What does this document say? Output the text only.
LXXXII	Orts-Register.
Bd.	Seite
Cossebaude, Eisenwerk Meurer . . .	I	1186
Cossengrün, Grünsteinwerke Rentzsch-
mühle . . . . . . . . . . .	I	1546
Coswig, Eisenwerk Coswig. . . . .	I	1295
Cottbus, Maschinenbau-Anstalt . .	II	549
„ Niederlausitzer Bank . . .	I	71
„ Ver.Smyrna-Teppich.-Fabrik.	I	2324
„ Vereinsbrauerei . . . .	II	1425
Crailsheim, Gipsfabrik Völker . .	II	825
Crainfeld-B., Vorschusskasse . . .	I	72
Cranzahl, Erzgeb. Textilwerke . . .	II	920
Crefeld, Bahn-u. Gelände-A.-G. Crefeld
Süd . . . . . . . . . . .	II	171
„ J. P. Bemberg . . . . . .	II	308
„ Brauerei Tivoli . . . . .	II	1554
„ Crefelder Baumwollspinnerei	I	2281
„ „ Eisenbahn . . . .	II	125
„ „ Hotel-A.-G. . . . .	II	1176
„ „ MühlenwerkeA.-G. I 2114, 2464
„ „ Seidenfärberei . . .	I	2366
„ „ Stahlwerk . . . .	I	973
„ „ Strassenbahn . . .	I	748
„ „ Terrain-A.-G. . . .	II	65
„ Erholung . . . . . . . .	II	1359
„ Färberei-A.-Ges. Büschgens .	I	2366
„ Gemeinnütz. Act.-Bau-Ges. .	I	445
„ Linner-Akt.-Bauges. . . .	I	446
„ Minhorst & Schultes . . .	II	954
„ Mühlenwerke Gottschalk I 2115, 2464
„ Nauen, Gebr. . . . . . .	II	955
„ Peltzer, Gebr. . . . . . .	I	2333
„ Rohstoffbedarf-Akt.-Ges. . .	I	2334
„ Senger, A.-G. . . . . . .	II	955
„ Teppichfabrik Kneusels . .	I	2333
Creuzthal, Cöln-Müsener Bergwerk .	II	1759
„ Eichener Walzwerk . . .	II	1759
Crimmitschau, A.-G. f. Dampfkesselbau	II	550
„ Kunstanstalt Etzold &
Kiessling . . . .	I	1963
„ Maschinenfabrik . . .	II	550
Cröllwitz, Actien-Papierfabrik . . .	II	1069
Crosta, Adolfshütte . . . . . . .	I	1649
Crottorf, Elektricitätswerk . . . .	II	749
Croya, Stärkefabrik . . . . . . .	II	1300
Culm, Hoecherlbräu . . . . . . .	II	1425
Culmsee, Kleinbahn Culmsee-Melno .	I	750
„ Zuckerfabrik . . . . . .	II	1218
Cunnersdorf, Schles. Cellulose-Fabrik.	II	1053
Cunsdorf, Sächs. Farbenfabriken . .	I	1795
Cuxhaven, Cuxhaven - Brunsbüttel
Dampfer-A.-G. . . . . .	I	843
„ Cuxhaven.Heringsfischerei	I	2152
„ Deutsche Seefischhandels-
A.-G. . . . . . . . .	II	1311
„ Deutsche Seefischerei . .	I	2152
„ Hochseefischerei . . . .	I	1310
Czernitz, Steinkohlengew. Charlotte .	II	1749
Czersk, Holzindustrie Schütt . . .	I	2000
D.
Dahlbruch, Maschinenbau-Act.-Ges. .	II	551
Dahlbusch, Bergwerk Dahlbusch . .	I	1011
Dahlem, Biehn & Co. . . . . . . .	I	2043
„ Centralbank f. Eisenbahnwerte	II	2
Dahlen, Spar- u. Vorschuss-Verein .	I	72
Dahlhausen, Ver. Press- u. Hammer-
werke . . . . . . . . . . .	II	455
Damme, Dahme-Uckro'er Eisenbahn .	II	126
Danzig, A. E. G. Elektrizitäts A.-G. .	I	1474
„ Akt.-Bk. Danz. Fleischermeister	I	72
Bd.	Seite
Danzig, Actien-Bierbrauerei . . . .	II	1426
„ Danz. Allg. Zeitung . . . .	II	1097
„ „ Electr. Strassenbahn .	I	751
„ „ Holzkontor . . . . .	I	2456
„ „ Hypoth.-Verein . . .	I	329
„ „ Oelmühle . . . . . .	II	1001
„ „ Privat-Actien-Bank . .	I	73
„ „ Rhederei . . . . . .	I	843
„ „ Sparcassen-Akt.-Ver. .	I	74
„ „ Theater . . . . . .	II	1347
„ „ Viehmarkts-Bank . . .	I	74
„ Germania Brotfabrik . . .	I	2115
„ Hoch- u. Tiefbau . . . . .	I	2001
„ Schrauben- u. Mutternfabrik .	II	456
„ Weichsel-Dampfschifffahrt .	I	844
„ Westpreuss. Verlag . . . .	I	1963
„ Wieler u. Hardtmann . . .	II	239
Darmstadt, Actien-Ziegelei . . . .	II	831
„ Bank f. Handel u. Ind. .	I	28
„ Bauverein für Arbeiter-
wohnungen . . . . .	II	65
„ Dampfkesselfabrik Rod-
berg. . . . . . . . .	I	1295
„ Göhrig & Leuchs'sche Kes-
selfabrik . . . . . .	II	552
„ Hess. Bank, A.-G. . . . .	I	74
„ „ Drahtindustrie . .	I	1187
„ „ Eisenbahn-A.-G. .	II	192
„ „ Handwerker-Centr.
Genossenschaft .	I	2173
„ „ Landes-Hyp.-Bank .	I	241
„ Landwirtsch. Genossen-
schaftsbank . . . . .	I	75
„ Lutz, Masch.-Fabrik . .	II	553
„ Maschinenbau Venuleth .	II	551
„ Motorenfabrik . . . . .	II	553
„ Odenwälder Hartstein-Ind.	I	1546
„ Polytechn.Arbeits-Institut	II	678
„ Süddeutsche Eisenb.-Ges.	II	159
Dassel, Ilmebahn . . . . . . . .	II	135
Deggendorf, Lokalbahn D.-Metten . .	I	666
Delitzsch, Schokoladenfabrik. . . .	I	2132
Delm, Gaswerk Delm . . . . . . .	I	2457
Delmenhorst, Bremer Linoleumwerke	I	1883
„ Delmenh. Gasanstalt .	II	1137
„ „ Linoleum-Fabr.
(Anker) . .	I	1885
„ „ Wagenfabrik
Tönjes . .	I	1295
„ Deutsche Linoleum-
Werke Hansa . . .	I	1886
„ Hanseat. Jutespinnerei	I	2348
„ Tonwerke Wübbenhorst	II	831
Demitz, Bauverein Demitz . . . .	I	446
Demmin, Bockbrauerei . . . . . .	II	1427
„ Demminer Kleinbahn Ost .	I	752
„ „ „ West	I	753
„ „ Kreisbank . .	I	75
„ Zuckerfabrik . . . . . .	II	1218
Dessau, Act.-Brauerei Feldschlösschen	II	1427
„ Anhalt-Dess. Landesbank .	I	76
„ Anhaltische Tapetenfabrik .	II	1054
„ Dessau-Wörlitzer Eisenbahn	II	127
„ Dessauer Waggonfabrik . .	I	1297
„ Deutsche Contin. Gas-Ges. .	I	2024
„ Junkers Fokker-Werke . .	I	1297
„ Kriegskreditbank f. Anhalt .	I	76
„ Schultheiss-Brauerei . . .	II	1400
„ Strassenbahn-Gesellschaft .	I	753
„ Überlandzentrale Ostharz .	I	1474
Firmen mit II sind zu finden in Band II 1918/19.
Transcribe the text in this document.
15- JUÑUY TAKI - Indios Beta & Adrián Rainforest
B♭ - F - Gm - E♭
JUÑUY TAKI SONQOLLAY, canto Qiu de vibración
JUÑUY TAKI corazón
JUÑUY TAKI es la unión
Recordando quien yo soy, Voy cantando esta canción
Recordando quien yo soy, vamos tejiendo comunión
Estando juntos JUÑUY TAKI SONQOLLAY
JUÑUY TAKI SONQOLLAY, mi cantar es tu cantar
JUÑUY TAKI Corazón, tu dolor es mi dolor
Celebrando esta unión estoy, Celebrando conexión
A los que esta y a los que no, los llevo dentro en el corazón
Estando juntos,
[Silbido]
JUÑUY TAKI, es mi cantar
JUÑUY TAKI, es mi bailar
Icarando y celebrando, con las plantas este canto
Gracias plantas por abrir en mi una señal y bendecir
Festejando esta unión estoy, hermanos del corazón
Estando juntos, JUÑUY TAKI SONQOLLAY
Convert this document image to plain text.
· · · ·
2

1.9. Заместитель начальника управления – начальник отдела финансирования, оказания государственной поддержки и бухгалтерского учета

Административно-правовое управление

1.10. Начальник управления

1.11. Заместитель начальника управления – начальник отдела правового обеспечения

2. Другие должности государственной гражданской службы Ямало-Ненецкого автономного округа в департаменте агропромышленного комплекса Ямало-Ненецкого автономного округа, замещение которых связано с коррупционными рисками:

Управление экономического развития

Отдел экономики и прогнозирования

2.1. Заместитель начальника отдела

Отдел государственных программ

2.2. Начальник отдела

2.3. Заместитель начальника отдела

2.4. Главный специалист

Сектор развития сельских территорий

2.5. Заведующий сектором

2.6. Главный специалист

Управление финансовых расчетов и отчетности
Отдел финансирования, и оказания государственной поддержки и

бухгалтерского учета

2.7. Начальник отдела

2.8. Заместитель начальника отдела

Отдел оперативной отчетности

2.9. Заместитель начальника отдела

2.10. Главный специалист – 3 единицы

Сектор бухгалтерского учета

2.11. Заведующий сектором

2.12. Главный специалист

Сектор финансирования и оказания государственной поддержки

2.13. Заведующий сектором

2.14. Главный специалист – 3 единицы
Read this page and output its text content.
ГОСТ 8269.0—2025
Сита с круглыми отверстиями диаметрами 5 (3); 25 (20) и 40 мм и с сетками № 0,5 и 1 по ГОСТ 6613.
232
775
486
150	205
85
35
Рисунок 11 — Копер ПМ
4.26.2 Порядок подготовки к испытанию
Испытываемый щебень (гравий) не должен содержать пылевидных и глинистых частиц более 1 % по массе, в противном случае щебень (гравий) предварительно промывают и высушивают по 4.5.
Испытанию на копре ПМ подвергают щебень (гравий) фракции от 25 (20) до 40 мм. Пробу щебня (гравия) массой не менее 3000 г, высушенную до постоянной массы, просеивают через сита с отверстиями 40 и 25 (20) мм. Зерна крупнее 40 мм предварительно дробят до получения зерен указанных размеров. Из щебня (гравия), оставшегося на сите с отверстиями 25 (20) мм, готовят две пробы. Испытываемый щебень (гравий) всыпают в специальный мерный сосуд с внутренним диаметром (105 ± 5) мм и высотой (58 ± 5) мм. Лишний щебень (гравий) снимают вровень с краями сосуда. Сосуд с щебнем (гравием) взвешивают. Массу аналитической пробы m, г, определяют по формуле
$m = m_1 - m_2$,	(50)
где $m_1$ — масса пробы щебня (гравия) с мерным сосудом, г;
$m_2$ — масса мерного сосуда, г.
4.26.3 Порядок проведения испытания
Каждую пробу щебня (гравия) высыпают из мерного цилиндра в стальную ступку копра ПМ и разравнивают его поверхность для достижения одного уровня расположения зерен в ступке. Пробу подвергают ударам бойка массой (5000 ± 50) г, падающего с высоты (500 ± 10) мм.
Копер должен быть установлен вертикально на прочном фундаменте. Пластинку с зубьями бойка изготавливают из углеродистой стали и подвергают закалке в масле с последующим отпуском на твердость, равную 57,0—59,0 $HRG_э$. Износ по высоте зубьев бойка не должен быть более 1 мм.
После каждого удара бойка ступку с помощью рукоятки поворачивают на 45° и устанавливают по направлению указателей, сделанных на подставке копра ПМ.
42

Task brief. Search the records for the word "отчетности" and copy every line where it occurs.

Response to this exercise.
Управление финансовых расчетов и отчетности
Отдел оперативной отчетности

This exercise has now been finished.